Objective:
Lines holding the string "Display" are the ones to copy; find them all in the data.

Given records:
────────

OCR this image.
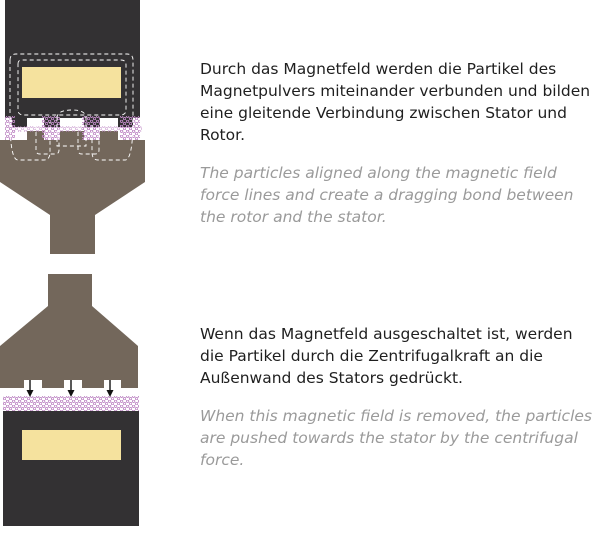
Durch das Magnetfeld werden die Partikel des Magnetpulvers miteinander verbunden und bilden eine gleitende Verbindung zwischen Stator und Rotor.

The particles aligned along the magnetic field force lines and create a dragging bond between the rotor and the stator.

Wenn das Magnetfeld ausgeschaltet ist, werden die Partikel durch die Zentrifugalkraft an die Außenwand des Stators gedrückt.

When this magnetic field is removed, the particles are pushed towards the stator by the centrifugal force.
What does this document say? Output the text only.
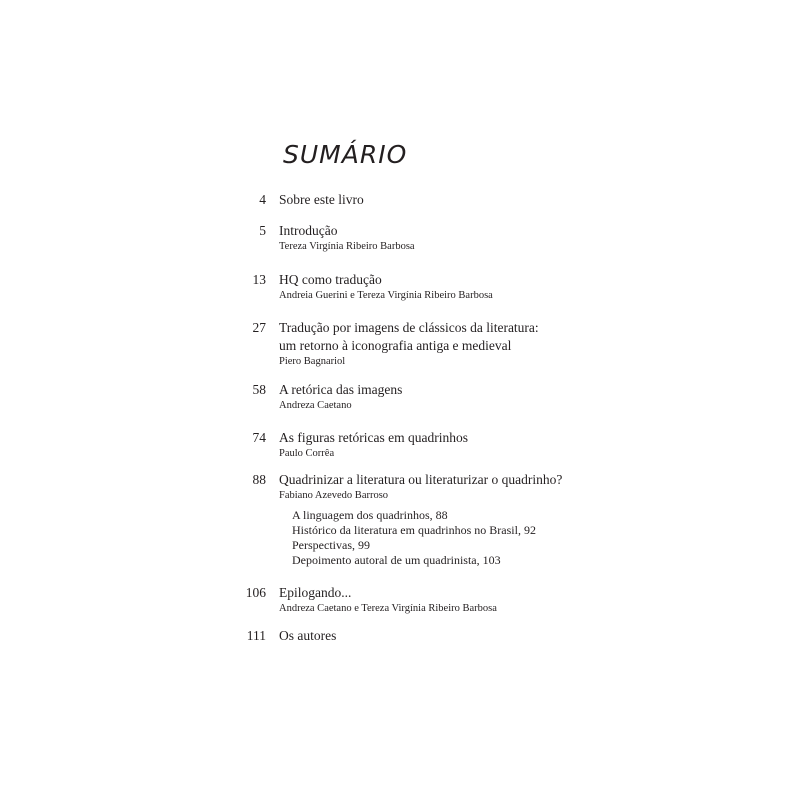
SUMÁRIO
4 Sobre este livro
5 Introdução
Tereza Virgínia Ribeiro Barbosa
13 HQ como tradução
Andreia Guerini e Tereza Virgínia Ribeiro Barbosa
27 Tradução por imagens de clássicos da literatura:
um retorno à iconografia antiga e medieval
Piero Bagnariol
58 A retórica das imagens
Andreza Caetano
74 As figuras retóricas em quadrinhos
Paulo Corrêa
88 Quadrinizar a literatura ou literaturizar o quadrinho?
Fabiano Azevedo Barroso
A linguagem dos quadrinhos, 88
Histórico da literatura em quadrinhos no Brasil, 92
Perspectivas, 99
Depoimento autoral de um quadrinista, 103
106 Epilogando...
Andreza Caetano e Tereza Virgínia Ribeiro Barbosa
111 Os autores
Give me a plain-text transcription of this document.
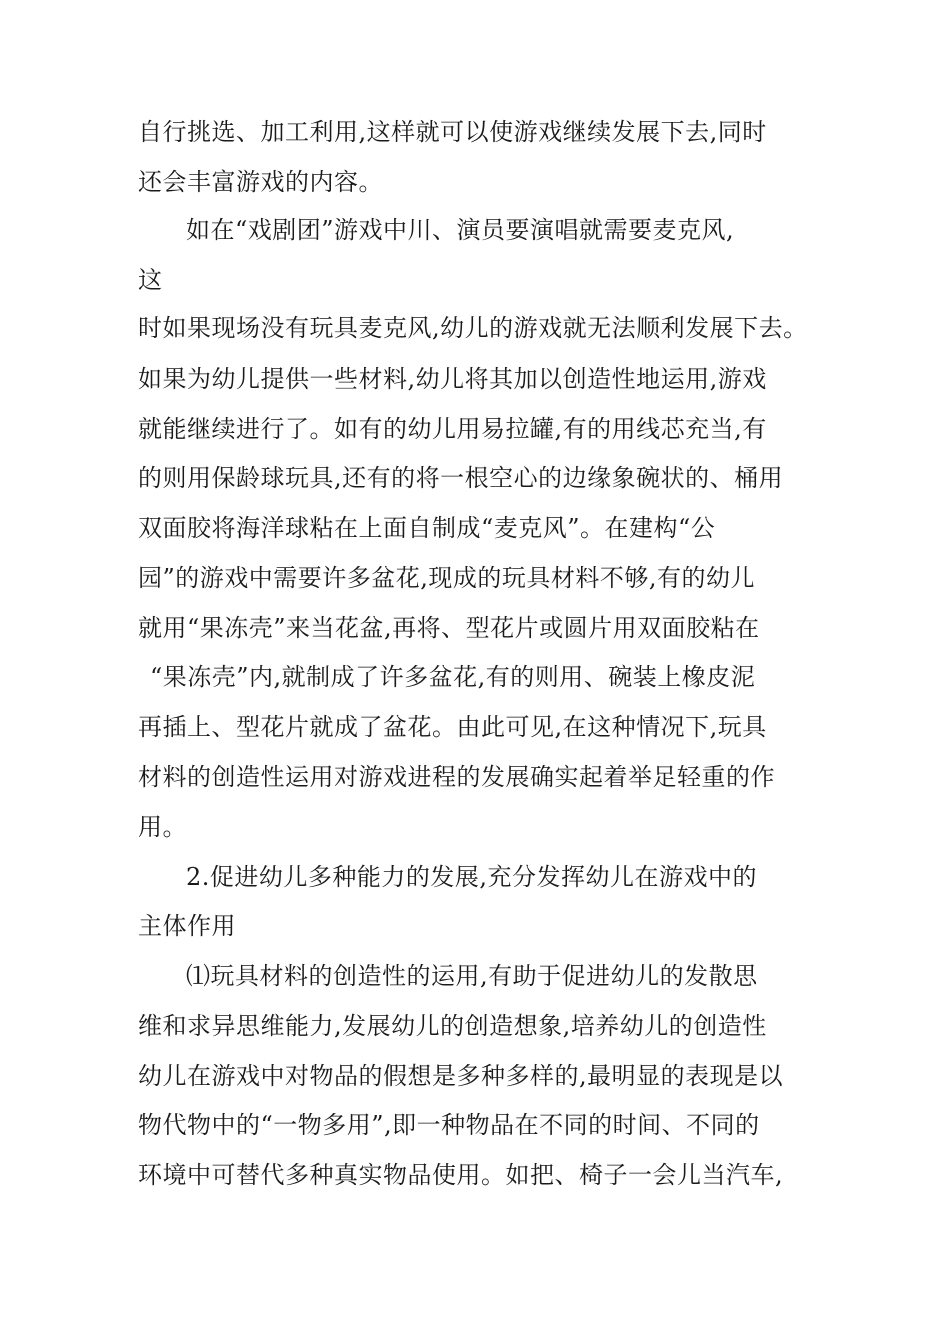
自行挑选、加工利用,这样就可以使游戏继续发展下去,同时
还会丰富游戏的内容。
如在“戏剧团”游戏中川、演员要演唱就需要麦克风,
这
时如果现场没有玩具麦克风,幼儿的游戏就无法顺利发展下去。
如果为幼儿提供一些材料,幼儿将其加以创造性地运用,游戏
就能继续进行了。如有的幼儿用易拉罐,有的用线芯充当,有
的则用保龄球玩具,还有的将一根空心的边缘象碗状的、桶用
双面胶将海洋球粘在上面自制成“麦克风”。在建构“公
园”的游戏中需要许多盆花,现成的玩具材料不够,有的幼儿
就用“果冻壳”来当花盆,再将、型花片或圆片用双面胶粘在
“果冻壳”内,就制成了许多盆花,有的则用、碗装上橡皮泥
再插上、型花片就成了盆花。由此可见,在这种情况下,玩具
材料的创造性运用对游戏进程的发展确实起着举足轻重的作
用。
2.促进幼儿多种能力的发展,充分发挥幼儿在游戏中的
主体作用
⑴玩具材料的创造性的运用,有助于促进幼儿的发散思
维和求异思维能力,发展幼儿的创造想象,培养幼儿的创造性
幼儿在游戏中对物品的假想是多种多样的,最明显的表现是以
物代物中的“一物多用”,即一种物品在不同的时间、不同的
环境中可替代多种真实物品使用。如把、椅子一会儿当汽车,
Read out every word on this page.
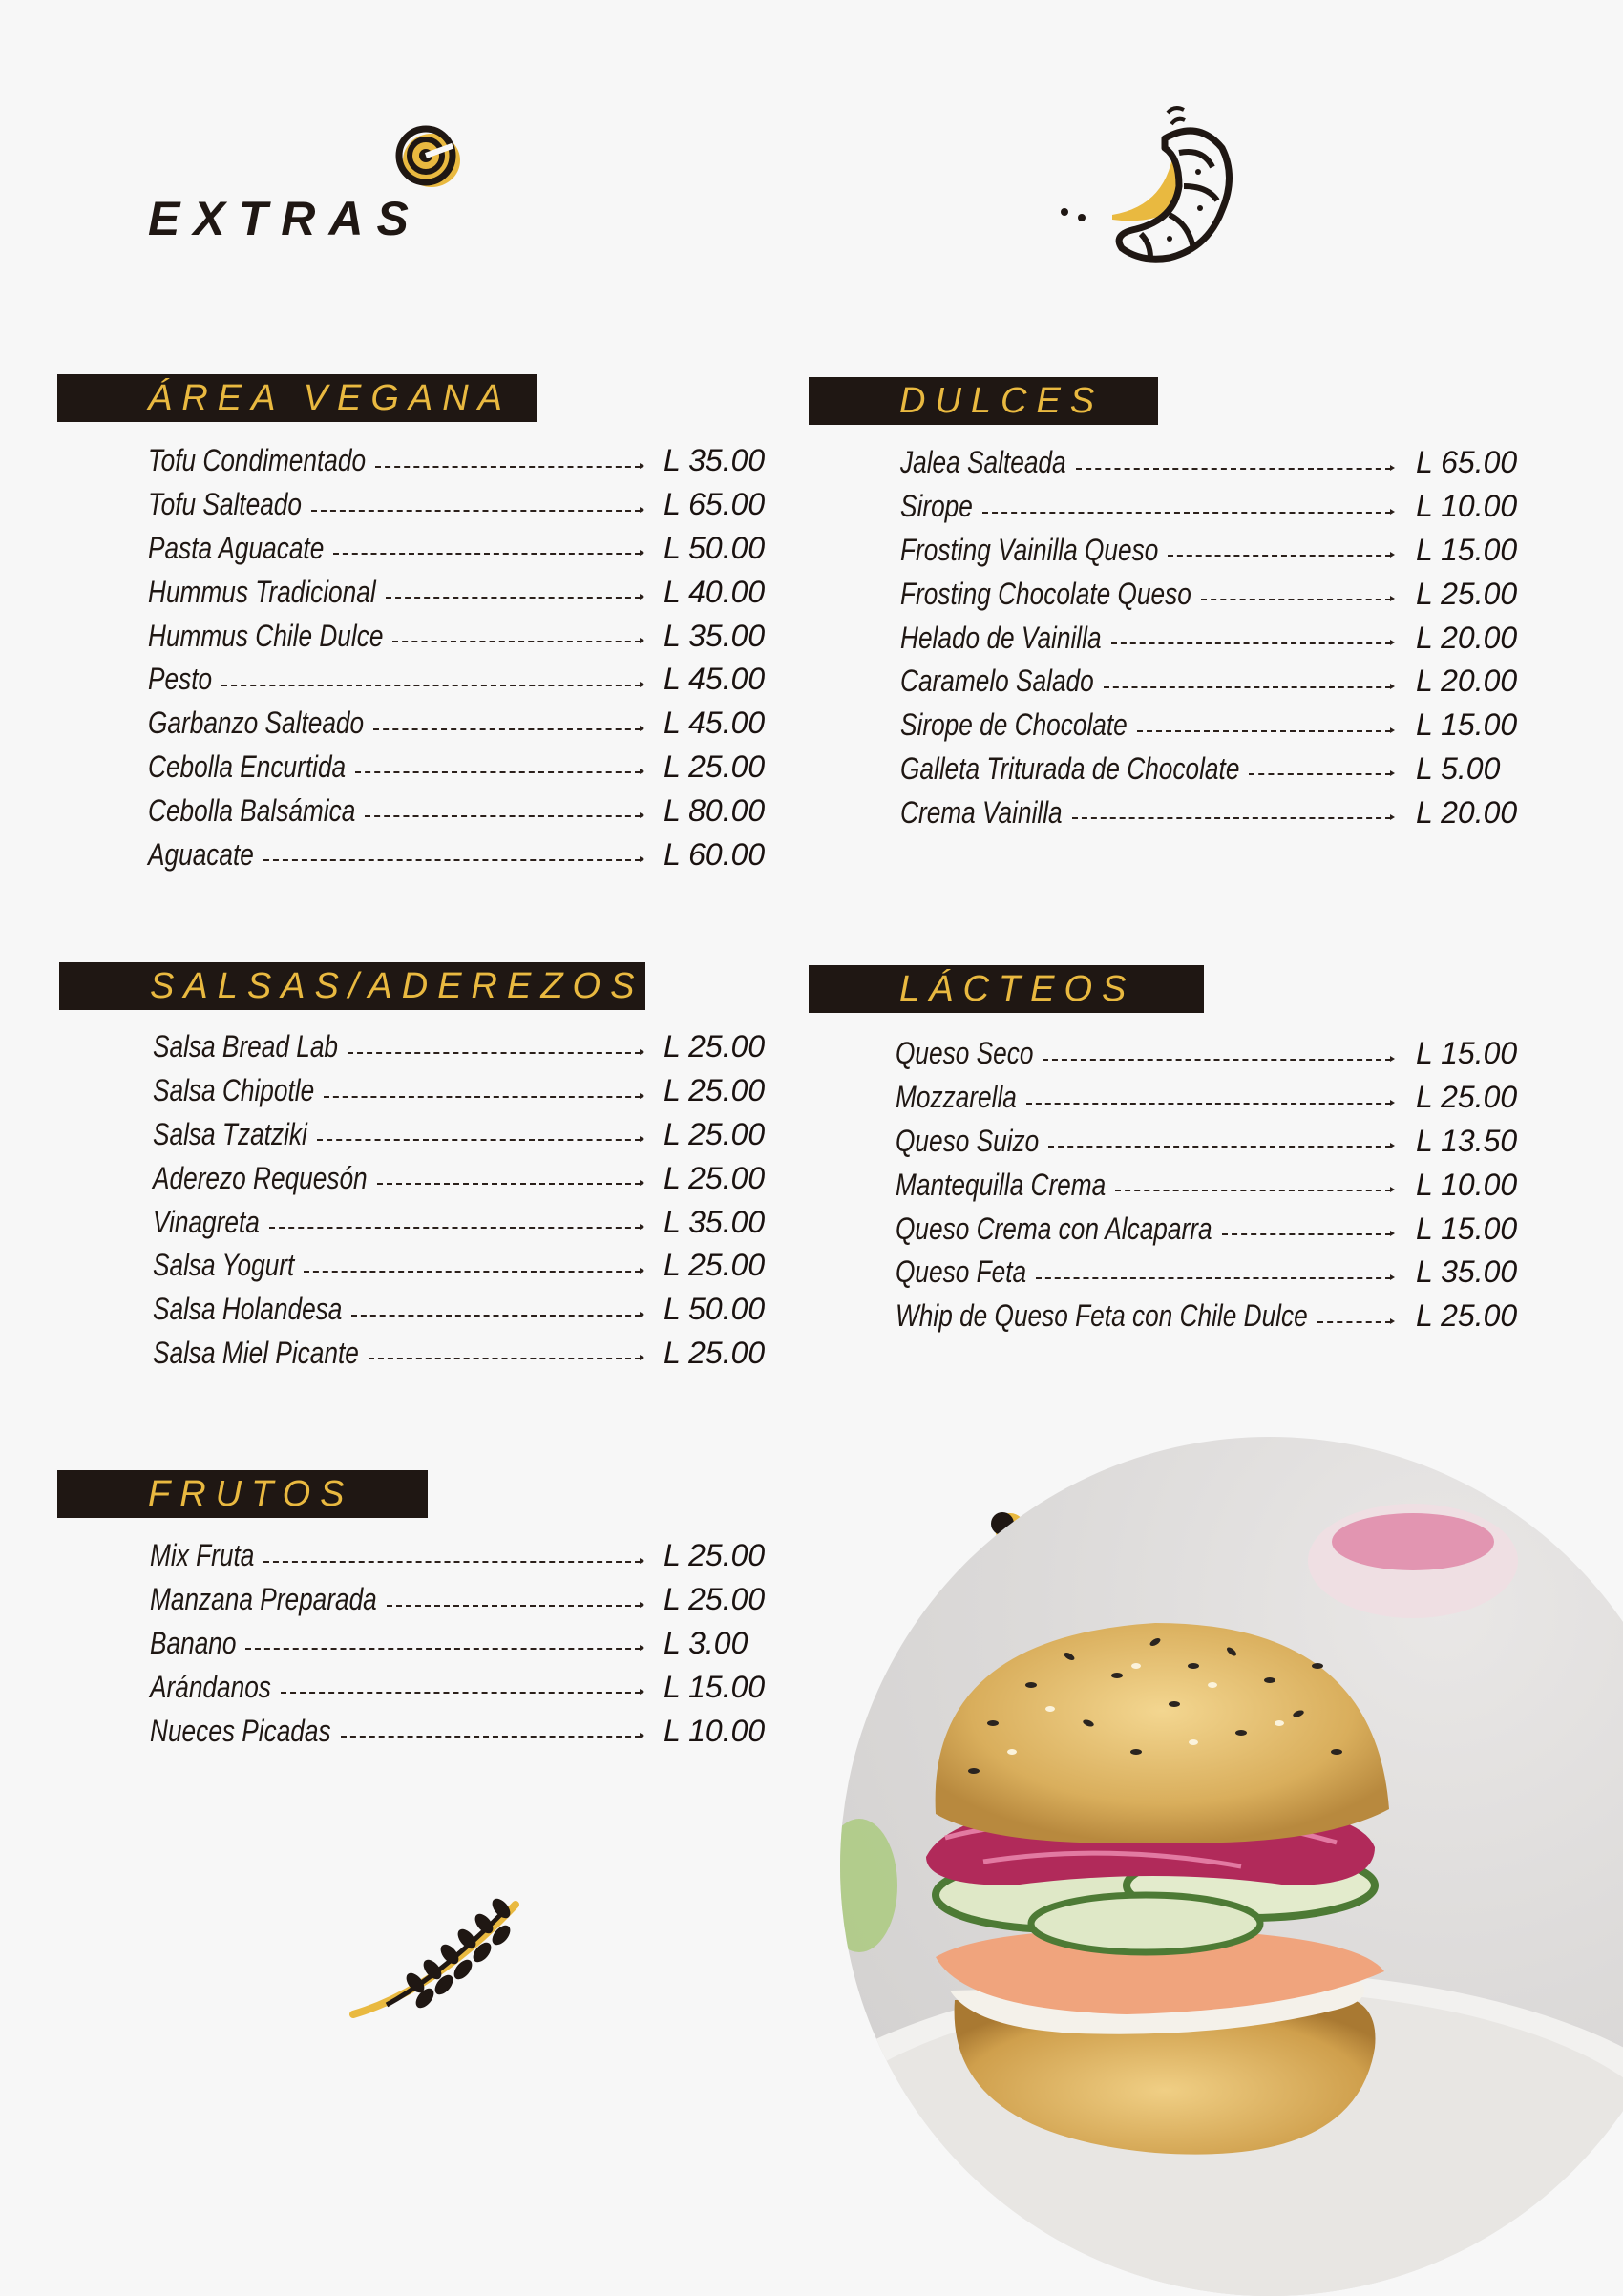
EXTRAS
ÁREA VEGANA
Tofu Condimentado	L 35.00
Tofu Salteado	L 65.00
Pasta Aguacate	L 50.00
Hummus Tradicional	L 40.00
Hummus Chile Dulce	L 35.00
Pesto	L 45.00
Garbanzo Salteado	L 45.00
Cebolla Encurtida	L 25.00
Cebolla Balsámica	L 80.00
Aguacate	L 60.00
DULCES
Jalea Salteada	L 65.00
Sirope	L 10.00
Frosting Vainilla Queso	L 15.00
Frosting Chocolate Queso	L 25.00
Helado de Vainilla	L 20.00
Caramelo Salado	L 20.00
Sirope de Chocolate	L 15.00
Galleta Triturada de Chocolate	L 5.00
Crema Vainilla	L 20.00
SALSAS/ADEREZOS
Salsa Bread Lab	L 25.00
Salsa Chipotle	L 25.00
Salsa Tzatziki	L 25.00
Aderezo Requesón	L 25.00
Vinagreta	L 35.00
Salsa Yogurt	L 25.00
Salsa Holandesa	L 50.00
Salsa Miel Picante	L 25.00
LÁCTEOS
Queso Seco	L 15.00
Mozzarella	L 25.00
Queso Suizo	L 13.50
Mantequilla Crema	L 10.00
Queso Crema con Alcaparra	L 15.00
Queso Feta	L 35.00
Whip de Queso Feta con Chile Dulce	L 25.00
FRUTOS
Mix Fruta	L 25.00
Manzana Preparada	L 25.00
Banano	L 3.00
Arándanos	L 15.00
Nueces Picadas	L 10.00
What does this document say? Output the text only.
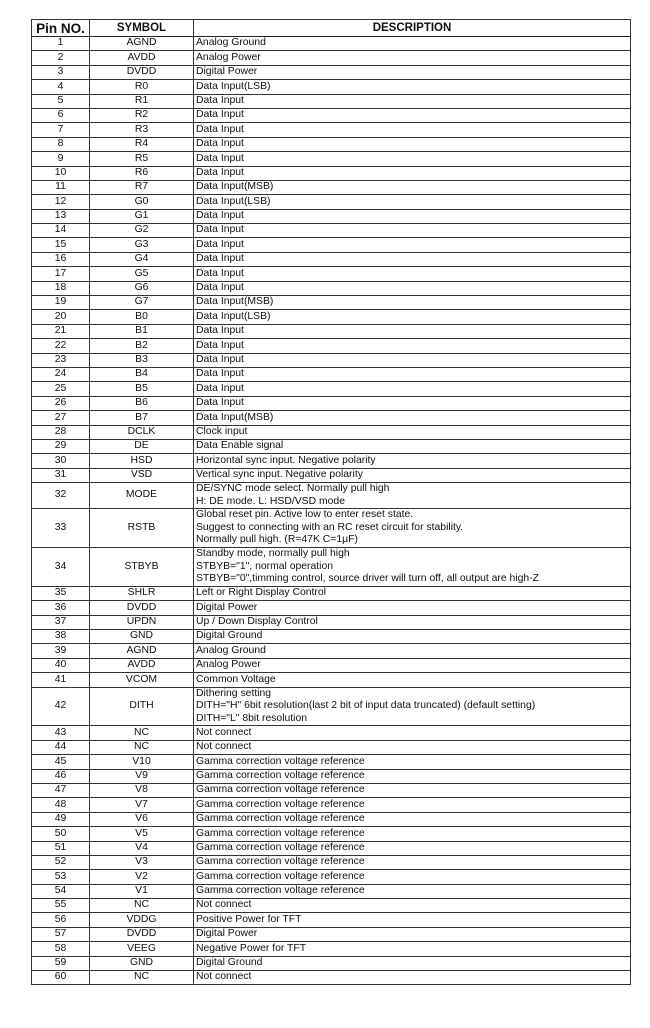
Pin NO.	SYMBOL	DESCRIPTION
1	AGND	Analog Ground

2	AVDD	Analog Power

3	DVDD	Digital Power

4	R0	Data Input(LSB)

5	R1	Data Input

6	R2	Data Input

7	R3	Data Input

8	R4	Data Input

9	R5	Data Input

10	R6	Data Input

11	R7	Data Input(MSB)

12	G0	Data Input(LSB)

13	G1	Data Input

14	G2	Data Input

15	G3	Data Input

16	G4	Data Input

17	G5	Data Input

18	G6	Data Input

19	G7	Data Input(MSB)

20	B0	Data Input(LSB)

21	B1	Data Input

22	B2	Data Input

23	B3	Data Input

24	B4	Data Input

25	B5	Data Input

26	B6	Data Input

27	B7	Data Input(MSB)

28	DCLK	Clock input

29	DE	Data Enable signal

30	HSD	Horizontal sync input. Negative polarity

31	VSD	Vertical sync input. Negative polarity

32	MODE	DE/SYNC mode select. Normally pull high
H: DE mode. L: HSD/VSD mode

33	RSTB	Global reset pin. Active low to enter reset state.
Suggest to connecting with an RC reset circuit for stability.
Normally pull high. (R=47K C=1μF)

34	STBYB	Standby mode, normally pull high
STBYB="1", normal operation
STBYB="0",timming control, source driver will turn off, all output are high-Z

35	SHLR	Left or Right Display Control

36	DVDD	Digital Power

37	UPDN	Up / Down Display Control

38	GND	Digital Ground

39	AGND	Analog Ground

40	AVDD	Analog Power

41	VCOM	Common Voltage

42	DITH	Dithering setting
DITH="H" 6bit resolution(last 2 bit of input data truncated) (default setting)
DITH="L" 8bit resolution

43	NC	Not connect

44	NC	Not connect

45	V10	Gamma correction voltage reference

46	V9	Gamma correction voltage reference

47	V8	Gamma correction voltage reference

48	V7	Gamma correction voltage reference

49	V6	Gamma correction voltage reference

50	V5	Gamma correction voltage reference

51	V4	Gamma correction voltage reference

52	V3	Gamma correction voltage reference

53	V2	Gamma correction voltage reference

54	V1	Gamma correction voltage reference

55	NC	Not connect

56	VDDG	Positive Power for TFT

57	DVDD	Digital Power

58	VEEG	Negative Power for TFT

59	GND	Digital Ground

60	NC	Not connect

────────

Result for this exercise:
35	SHLR	Left or Right Display Control
37	UPDN	Up / Down Display Control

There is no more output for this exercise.